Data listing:
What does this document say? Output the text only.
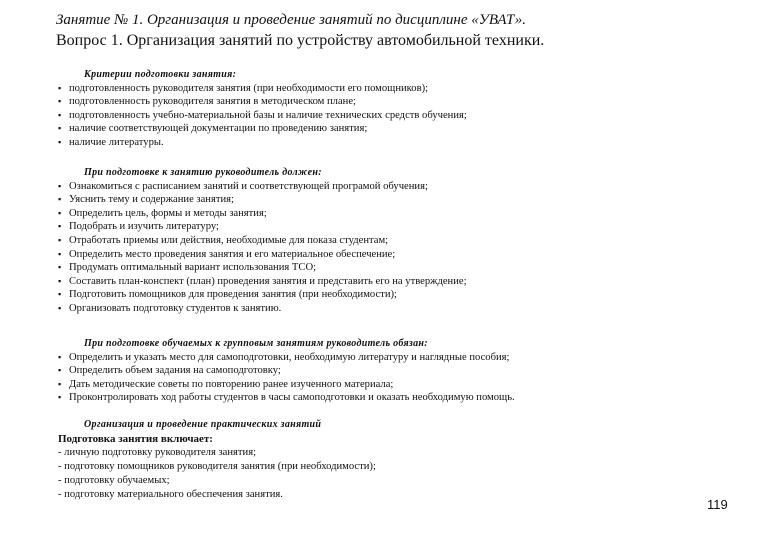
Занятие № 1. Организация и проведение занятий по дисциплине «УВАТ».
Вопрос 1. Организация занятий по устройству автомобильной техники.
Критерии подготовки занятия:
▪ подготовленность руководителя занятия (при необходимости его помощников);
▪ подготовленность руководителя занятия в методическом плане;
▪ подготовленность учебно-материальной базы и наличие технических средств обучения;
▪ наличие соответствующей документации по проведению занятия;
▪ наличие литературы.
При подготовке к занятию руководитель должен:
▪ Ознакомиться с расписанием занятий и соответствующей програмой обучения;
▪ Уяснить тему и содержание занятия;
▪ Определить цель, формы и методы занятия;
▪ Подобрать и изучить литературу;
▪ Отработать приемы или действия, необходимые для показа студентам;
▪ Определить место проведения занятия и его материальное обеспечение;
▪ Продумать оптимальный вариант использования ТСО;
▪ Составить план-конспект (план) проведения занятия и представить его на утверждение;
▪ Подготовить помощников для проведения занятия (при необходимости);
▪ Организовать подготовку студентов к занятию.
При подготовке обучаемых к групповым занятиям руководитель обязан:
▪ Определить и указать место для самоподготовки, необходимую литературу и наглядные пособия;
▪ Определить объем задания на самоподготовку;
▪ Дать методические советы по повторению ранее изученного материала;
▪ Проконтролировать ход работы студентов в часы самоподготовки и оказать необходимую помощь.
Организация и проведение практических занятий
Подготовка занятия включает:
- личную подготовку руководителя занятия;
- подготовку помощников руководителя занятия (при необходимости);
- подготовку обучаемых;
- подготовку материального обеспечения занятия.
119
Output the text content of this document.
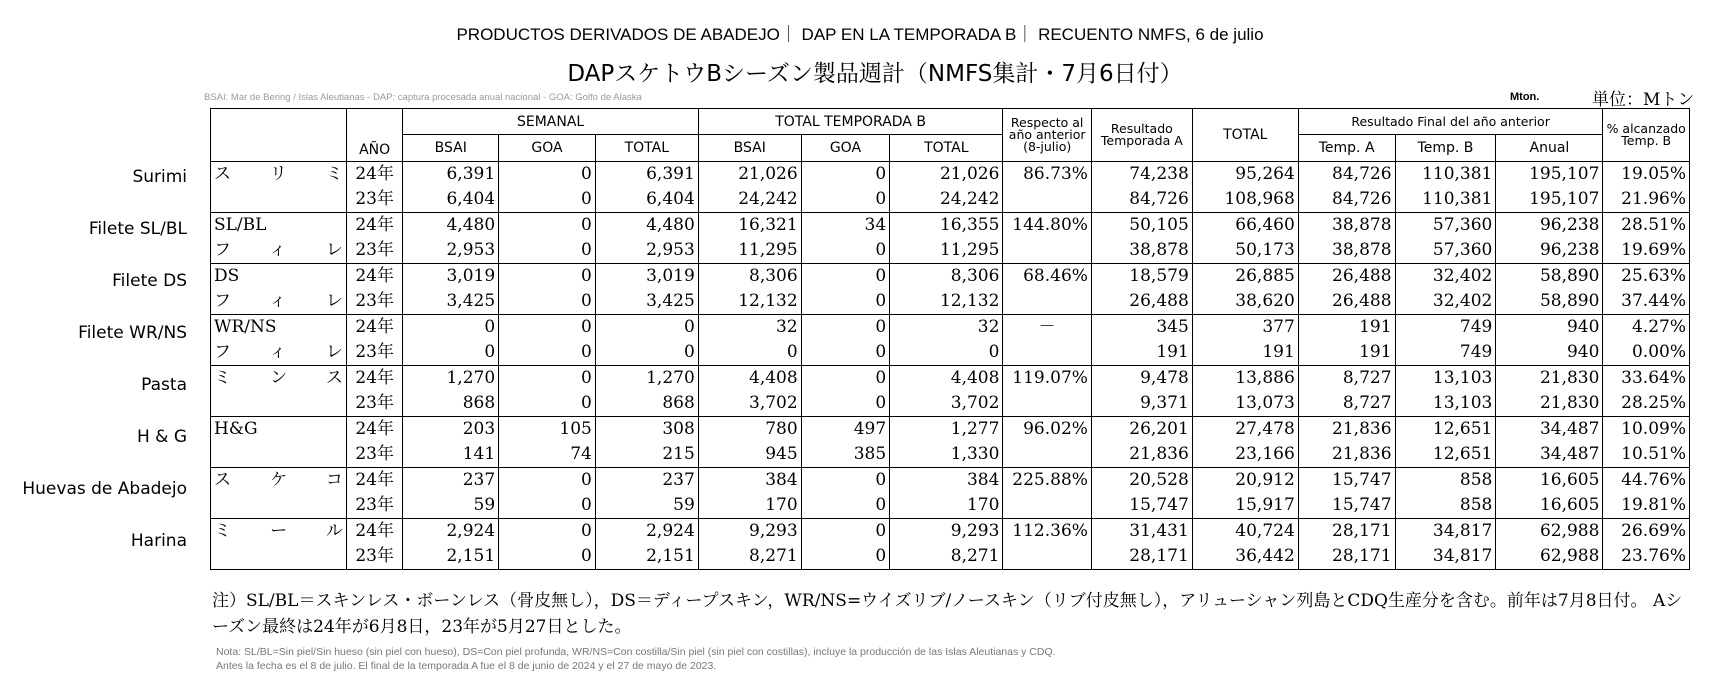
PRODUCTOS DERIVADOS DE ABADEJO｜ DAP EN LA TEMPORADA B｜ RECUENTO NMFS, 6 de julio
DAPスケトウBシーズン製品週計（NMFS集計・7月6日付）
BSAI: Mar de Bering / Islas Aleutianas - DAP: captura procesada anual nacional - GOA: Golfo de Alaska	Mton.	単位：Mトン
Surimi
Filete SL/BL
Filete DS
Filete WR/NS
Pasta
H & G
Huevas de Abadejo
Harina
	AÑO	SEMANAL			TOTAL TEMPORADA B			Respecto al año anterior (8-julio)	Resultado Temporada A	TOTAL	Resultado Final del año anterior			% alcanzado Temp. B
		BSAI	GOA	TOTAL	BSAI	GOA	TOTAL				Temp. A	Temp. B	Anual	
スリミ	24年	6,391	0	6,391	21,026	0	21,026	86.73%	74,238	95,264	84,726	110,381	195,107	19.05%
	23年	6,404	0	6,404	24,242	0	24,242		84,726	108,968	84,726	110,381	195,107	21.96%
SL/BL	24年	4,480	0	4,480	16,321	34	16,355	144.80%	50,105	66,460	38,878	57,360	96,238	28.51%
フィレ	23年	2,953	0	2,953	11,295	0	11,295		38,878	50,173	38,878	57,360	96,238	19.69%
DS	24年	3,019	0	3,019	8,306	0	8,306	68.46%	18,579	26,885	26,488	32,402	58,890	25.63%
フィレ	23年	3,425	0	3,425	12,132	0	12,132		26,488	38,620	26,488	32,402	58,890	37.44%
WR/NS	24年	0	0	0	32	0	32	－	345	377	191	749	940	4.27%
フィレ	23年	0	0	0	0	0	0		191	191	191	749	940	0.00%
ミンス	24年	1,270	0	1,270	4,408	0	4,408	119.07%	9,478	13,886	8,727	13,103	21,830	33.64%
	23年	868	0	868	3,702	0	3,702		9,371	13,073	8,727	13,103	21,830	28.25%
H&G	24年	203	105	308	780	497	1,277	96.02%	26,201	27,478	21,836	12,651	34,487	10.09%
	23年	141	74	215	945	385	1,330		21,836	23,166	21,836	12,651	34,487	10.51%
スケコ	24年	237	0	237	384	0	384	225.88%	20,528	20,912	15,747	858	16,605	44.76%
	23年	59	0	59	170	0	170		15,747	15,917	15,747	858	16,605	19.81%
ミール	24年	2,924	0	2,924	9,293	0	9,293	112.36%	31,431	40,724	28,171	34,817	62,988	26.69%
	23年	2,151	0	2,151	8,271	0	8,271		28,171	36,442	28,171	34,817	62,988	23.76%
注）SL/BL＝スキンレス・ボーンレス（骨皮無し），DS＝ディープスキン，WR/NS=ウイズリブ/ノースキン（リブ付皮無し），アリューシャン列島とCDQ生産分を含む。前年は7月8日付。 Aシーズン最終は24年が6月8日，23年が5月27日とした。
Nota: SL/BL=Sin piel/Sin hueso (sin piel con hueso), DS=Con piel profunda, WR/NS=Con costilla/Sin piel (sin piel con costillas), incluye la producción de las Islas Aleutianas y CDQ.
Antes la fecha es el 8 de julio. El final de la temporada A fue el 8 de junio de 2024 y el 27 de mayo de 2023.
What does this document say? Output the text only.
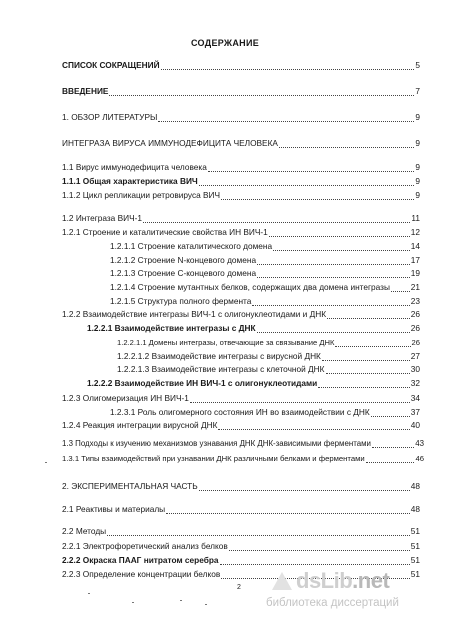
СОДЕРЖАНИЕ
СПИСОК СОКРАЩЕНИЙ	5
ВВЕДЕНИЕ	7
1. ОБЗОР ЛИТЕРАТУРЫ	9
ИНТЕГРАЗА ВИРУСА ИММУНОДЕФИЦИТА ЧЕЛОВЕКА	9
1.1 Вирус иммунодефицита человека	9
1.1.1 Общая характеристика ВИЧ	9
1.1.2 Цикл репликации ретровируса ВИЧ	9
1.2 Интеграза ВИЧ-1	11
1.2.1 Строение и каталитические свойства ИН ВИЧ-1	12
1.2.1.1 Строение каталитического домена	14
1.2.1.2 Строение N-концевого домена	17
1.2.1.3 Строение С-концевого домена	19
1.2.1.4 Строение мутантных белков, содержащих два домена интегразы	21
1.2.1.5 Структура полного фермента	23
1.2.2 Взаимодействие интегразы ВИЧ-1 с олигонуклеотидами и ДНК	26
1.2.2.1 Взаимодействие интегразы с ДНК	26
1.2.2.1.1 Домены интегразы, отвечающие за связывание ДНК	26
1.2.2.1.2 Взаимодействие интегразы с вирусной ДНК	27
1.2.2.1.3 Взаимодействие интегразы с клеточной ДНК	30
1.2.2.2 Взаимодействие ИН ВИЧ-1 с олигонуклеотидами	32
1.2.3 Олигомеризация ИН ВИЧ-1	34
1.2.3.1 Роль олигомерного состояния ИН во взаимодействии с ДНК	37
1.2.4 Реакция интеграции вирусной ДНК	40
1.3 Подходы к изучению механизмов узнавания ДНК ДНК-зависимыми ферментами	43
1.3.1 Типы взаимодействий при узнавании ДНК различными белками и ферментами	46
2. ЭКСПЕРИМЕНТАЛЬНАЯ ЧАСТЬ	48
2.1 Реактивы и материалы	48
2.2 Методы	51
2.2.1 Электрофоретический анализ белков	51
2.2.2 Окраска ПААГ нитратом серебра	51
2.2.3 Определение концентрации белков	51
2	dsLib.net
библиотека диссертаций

• _WHAT IS REQUIRED_: Your answer should be a single number: how many lines of the material contain the word "необходимости".

• _TASK RESPONSE_: 3